▸ WHAT YOU NEED TO DO: Check each line of the material below for "hectares", then copy the ones that contain it.

(Records excerpted from a collection)

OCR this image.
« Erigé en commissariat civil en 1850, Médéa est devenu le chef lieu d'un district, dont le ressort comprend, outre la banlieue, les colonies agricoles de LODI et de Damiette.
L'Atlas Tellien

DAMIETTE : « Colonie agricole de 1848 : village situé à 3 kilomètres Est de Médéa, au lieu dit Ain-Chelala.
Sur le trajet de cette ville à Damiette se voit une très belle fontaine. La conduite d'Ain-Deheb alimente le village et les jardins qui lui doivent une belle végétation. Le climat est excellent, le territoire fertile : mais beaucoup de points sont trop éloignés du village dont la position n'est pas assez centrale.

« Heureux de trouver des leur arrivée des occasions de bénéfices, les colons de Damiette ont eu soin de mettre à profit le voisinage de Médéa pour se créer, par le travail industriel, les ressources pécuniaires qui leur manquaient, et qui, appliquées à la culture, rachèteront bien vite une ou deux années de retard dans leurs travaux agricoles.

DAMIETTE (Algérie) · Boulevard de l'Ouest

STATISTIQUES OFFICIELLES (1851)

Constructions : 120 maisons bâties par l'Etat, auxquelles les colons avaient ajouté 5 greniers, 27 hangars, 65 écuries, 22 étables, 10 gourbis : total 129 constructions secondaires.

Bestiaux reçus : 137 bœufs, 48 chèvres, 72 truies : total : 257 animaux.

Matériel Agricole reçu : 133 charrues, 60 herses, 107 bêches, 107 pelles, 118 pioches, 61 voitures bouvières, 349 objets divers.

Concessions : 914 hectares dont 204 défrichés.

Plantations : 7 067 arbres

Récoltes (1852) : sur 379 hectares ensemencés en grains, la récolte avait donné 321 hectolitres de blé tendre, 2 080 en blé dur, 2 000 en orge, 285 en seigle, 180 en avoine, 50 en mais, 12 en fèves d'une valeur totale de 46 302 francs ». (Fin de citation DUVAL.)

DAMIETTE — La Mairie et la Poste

▸ TASK OUTPUT:
Concessions : 914 hectares dont 204 défrichés.
Récoltes (1852) : sur 379 hectares ensemencés en grains, la récolte avait donné 321 hectolitres de blé tendre, 2 080 en blé dur, 2 000 en orge, 285 en seigle, 180 en avoine, 50 en mais, 12 en fèves d'une valeur totale de 46 302 francs ». (Fin de citation DUVAL.)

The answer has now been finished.